**GOAL**
Transcribe the whole listing below without changing a word, but leave out every image.
########
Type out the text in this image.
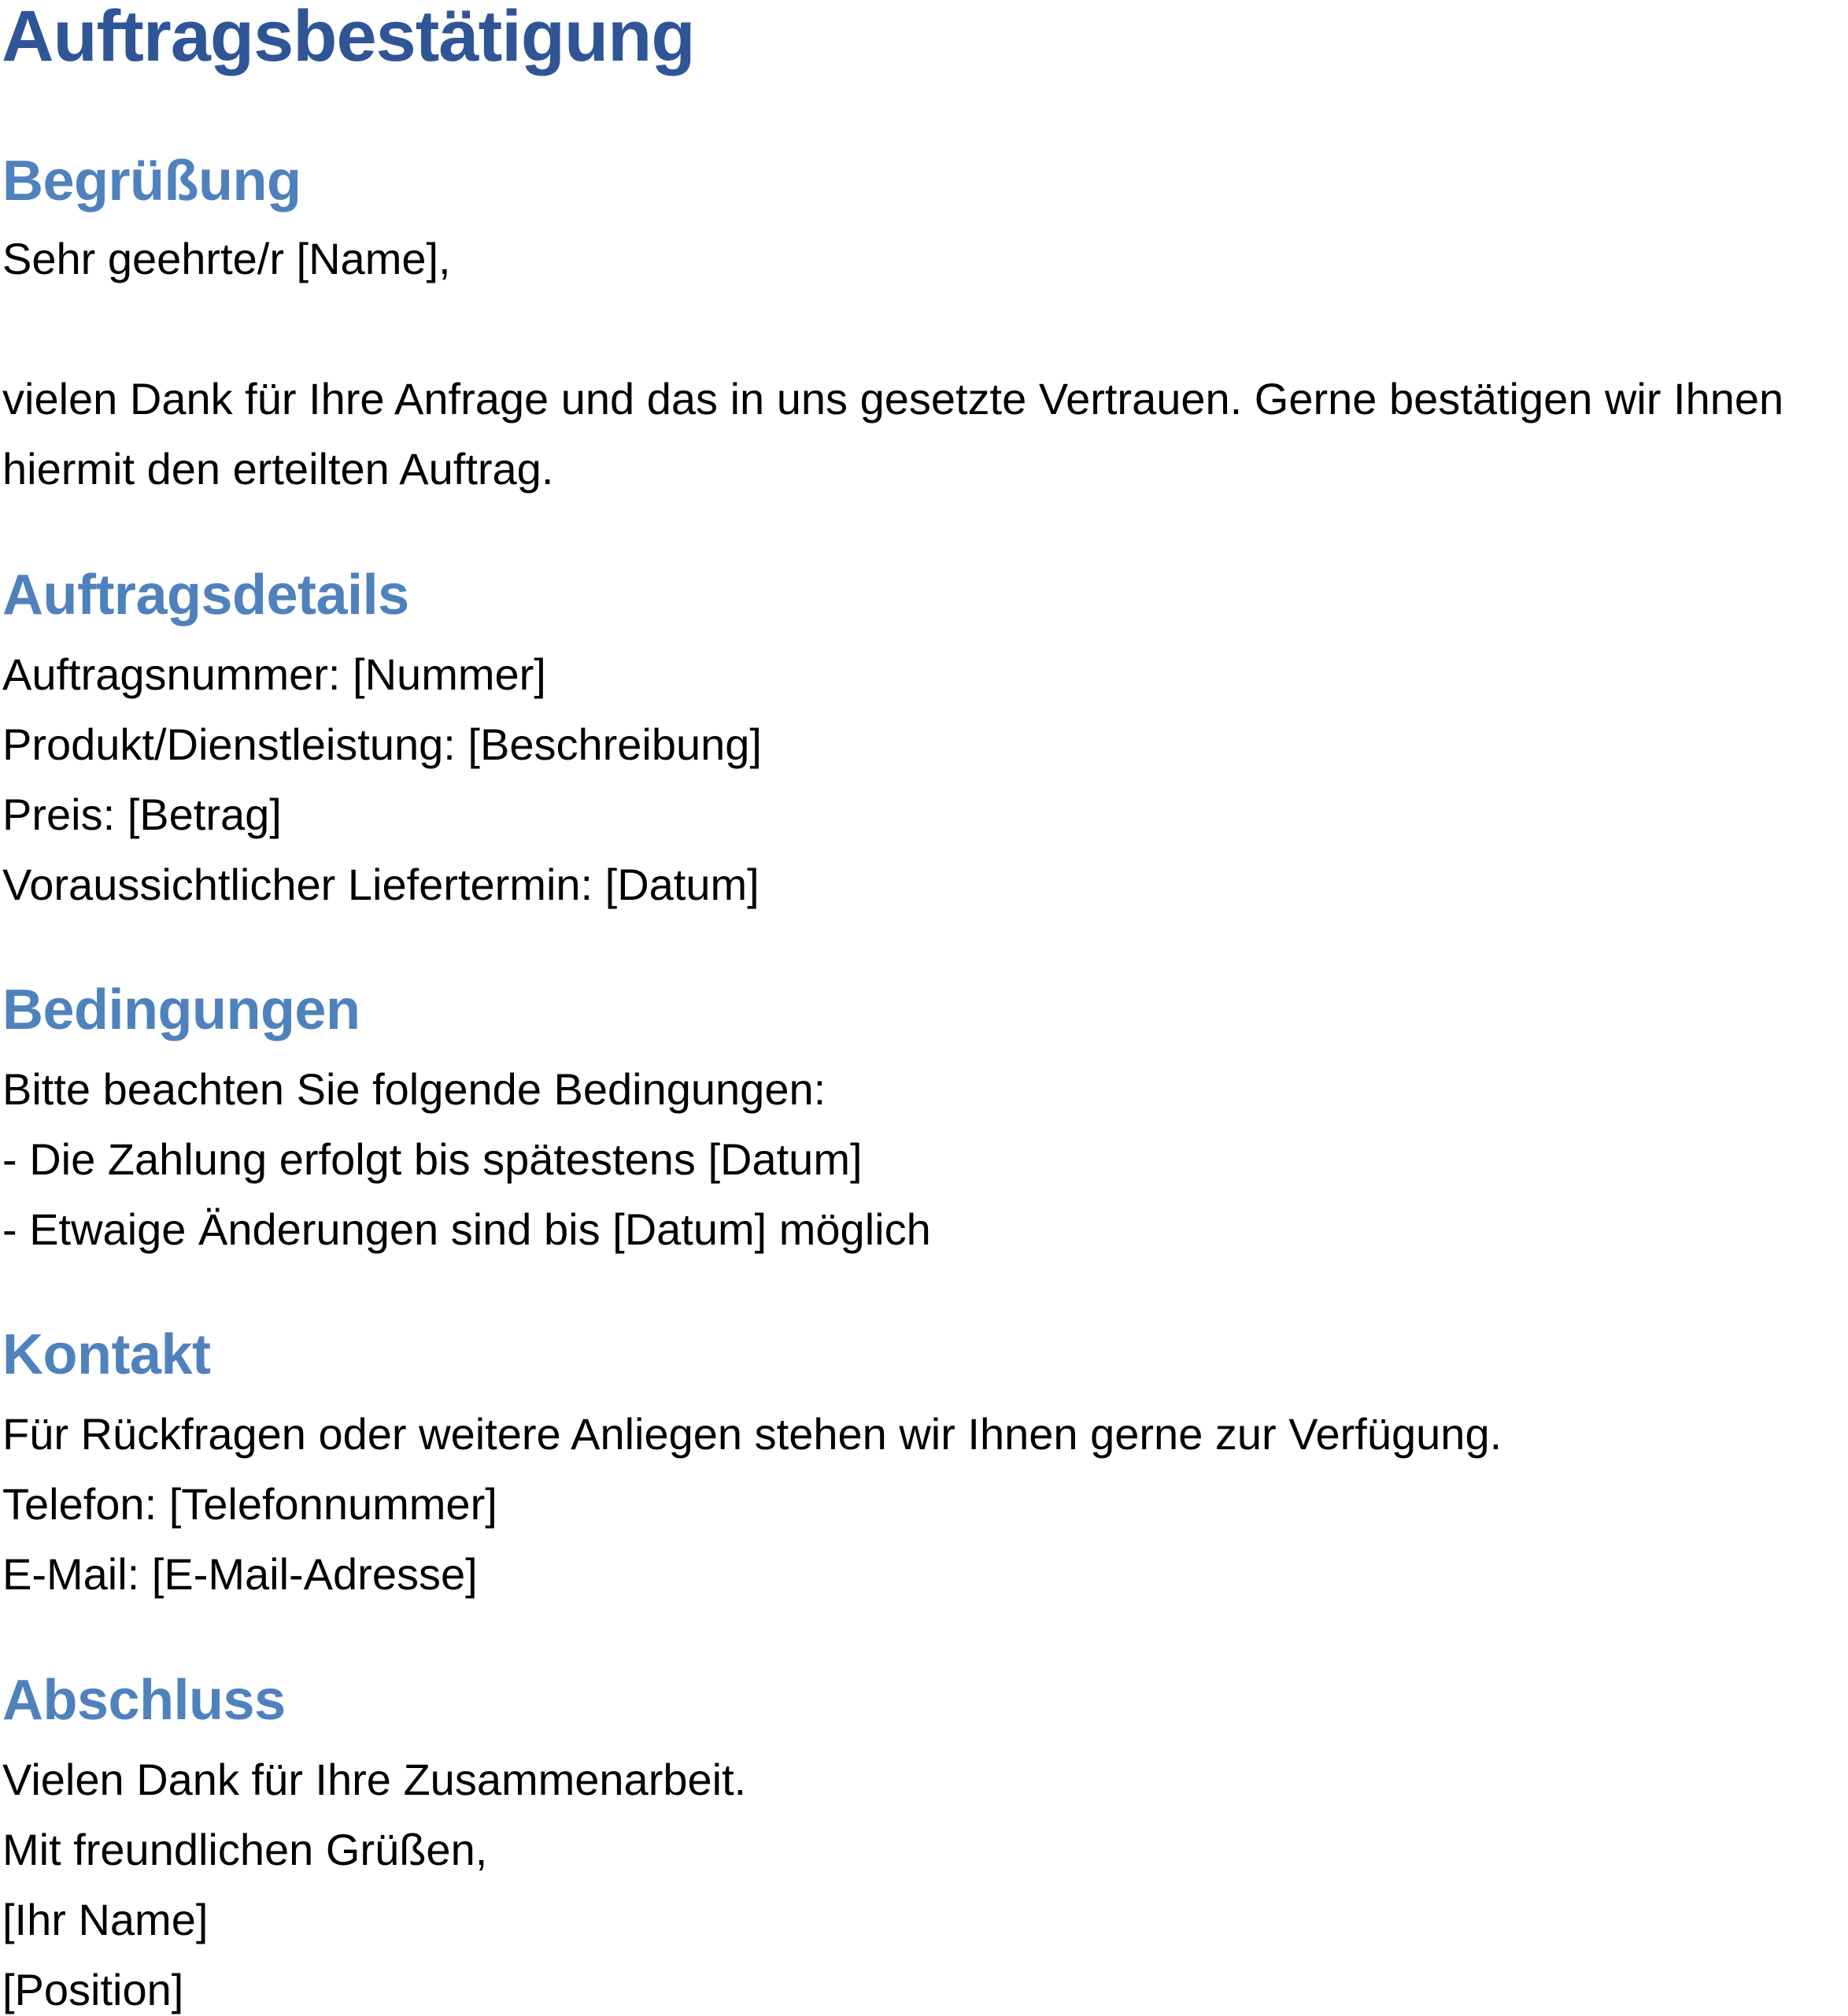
Auftragsbestätigung
Begrüßung

Sehr geehrte/r [Name],

vielen Dank für Ihre Anfrage und das in uns gesetzte Vertrauen. Gerne bestätigen wir Ihnen

hiermit den erteilten Auftrag.

Auftragsdetails

Auftragsnummer: [Nummer]

Produkt/Dienstleistung: [Beschreibung]

Preis: [Betrag]

Voraussichtlicher Liefertermin: [Datum]

Bedingungen

Bitte beachten Sie folgende Bedingungen:

- Die Zahlung erfolgt bis spätestens [Datum]

- Etwaige Änderungen sind bis [Datum] möglich

Kontakt

Für Rückfragen oder weitere Anliegen stehen wir Ihnen gerne zur Verfügung.

Telefon: [Telefonnummer]

E-Mail: [E-Mail-Adresse]

Abschluss

Vielen Dank für Ihre Zusammenarbeit.

Mit freundlichen Grüßen,

[Ihr Name]

[Position]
########
**ANSWER IN FULL**
Type out the text in this image.
Auftragsbestätigung
Begrüßung

Sehr geehrte/r [Name],

vielen Dank für Ihre Anfrage und das in uns gesetzte Vertrauen. Gerne bestätigen wir Ihnen

hiermit den erteilten Auftrag.

Auftragsdetails

Auftragsnummer: [Nummer]

Produkt/Dienstleistung: [Beschreibung]

Preis: [Betrag]

Voraussichtlicher Liefertermin: [Datum]

Bedingungen

Bitte beachten Sie folgende Bedingungen:

- Die Zahlung erfolgt bis spätestens [Datum]

- Etwaige Änderungen sind bis [Datum] möglich

Kontakt

Für Rückfragen oder weitere Anliegen stehen wir Ihnen gerne zur Verfügung.

Telefon: [Telefonnummer]

E-Mail: [E-Mail-Adresse]

Abschluss

Vielen Dank für Ihre Zusammenarbeit.

Mit freundlichen Grüßen,

[Ihr Name]

[Position]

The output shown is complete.